▶ [Records from a collection of figures]:
- - -
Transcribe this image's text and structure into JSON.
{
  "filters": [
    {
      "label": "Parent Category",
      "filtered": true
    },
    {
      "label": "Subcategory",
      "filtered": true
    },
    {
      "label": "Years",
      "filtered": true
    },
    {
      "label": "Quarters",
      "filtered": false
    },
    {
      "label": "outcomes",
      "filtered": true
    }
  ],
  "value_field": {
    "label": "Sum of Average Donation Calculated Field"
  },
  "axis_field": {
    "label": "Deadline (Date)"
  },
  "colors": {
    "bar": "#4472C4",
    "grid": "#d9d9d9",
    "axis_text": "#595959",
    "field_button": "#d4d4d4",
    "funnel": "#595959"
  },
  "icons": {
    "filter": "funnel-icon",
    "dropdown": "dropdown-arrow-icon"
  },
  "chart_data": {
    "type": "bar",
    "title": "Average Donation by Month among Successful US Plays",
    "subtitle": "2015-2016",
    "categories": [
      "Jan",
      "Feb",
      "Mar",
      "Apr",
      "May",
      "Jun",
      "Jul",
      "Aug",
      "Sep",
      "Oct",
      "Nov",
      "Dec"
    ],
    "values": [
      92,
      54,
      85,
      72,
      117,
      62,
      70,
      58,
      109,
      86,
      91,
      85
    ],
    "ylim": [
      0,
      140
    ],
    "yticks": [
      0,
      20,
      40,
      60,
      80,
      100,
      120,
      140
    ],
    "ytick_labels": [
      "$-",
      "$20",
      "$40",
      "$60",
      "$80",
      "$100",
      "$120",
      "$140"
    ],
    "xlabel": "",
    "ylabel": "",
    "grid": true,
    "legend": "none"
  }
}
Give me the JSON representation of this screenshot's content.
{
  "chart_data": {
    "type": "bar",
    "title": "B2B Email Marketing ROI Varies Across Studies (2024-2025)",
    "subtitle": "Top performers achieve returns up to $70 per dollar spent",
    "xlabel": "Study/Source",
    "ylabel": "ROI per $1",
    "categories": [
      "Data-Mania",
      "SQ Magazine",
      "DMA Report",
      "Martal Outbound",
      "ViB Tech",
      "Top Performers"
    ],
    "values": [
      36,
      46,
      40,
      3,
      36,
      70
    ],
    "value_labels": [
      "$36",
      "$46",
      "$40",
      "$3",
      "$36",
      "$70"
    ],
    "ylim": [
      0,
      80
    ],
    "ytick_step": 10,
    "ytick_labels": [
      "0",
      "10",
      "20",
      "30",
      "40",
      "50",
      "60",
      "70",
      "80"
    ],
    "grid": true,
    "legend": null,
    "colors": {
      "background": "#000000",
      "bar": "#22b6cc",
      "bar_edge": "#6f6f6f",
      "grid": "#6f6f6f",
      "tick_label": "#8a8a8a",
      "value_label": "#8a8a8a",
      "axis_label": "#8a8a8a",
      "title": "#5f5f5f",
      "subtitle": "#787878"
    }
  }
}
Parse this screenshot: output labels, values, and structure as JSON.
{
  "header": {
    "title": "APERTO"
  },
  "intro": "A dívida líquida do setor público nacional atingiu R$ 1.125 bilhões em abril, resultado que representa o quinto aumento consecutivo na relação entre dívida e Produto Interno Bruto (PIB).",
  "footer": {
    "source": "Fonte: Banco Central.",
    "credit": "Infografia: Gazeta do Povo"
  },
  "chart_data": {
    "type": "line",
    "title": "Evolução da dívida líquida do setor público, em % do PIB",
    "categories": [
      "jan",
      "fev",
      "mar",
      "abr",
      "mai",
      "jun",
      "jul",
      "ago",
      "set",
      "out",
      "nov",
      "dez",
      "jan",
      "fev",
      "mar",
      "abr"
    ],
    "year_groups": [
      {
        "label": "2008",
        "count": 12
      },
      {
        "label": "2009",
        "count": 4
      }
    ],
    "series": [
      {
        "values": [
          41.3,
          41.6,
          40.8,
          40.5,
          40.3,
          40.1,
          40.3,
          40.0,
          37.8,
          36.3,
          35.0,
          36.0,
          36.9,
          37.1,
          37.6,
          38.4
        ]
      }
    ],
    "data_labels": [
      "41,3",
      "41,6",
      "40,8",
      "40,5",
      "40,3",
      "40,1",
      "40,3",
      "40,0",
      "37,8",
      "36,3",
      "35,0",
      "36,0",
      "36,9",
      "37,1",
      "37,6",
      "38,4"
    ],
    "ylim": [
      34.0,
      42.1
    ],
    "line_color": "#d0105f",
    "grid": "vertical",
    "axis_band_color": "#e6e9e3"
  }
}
- - -
▶ [Written request]: Please extract exactly, and only, the lines from the line containing "Parse this screenshot: output" through the last line of the records.

▶ [Written response]:
Parse this screenshot: output labels, values, and structure as JSON.
{
  "header": {
    "title": "APERTO"
  },
  "intro": "A dívida líquida do setor público nacional atingiu R$ 1.125 bilhões em abril, resultado que representa o quinto aumento consecutivo na relação entre dívida e Produto Interno Bruto (PIB).",
  "footer": {
    "source": "Fonte: Banco Central.",
    "credit": "Infografia: Gazeta do Povo"
  },
  "chart_data": {
    "type": "line",
    "title": "Evolução da dívida líquida do setor público, em % do PIB",
    "categories": [
      "jan",
      "fev",
      "mar",
      "abr",
      "mai",
      "jun",
      "jul",
      "ago",
      "set",
      "out",
      "nov",
      "dez",
      "jan",
      "fev",
      "mar",
      "abr"
    ],
    "year_groups": [
      {
        "label": "2008",
        "count": 12
      },
      {
        "label": "2009",
        "count": 4
      }
    ],
    "series": [
      {
        "values": [
          41.3,
          41.6,
          40.8,
          40.5,
          40.3,
          40.1,
          40.3,
          40.0,
          37.8,
          36.3,
          35.0,
          36.0,
          36.9,
          37.1,
          37.6,
          38.4
        ]
      }
    ],
    "data_labels": [
      "41,3",
      "41,6",
      "40,8",
      "40,5",
      "40,3",
      "40,1",
      "40,3",
      "40,0",
      "37,8",
      "36,3",
      "35,0",
      "36,0",
      "36,9",
      "37,1",
      "37,6",
      "38,4"
    ],
    "ylim": [
      34.0,
      42.1
    ],
    "line_color": "#d0105f",
    "grid": "vertical",
    "axis_band_color": "#e6e9e3"
  }
}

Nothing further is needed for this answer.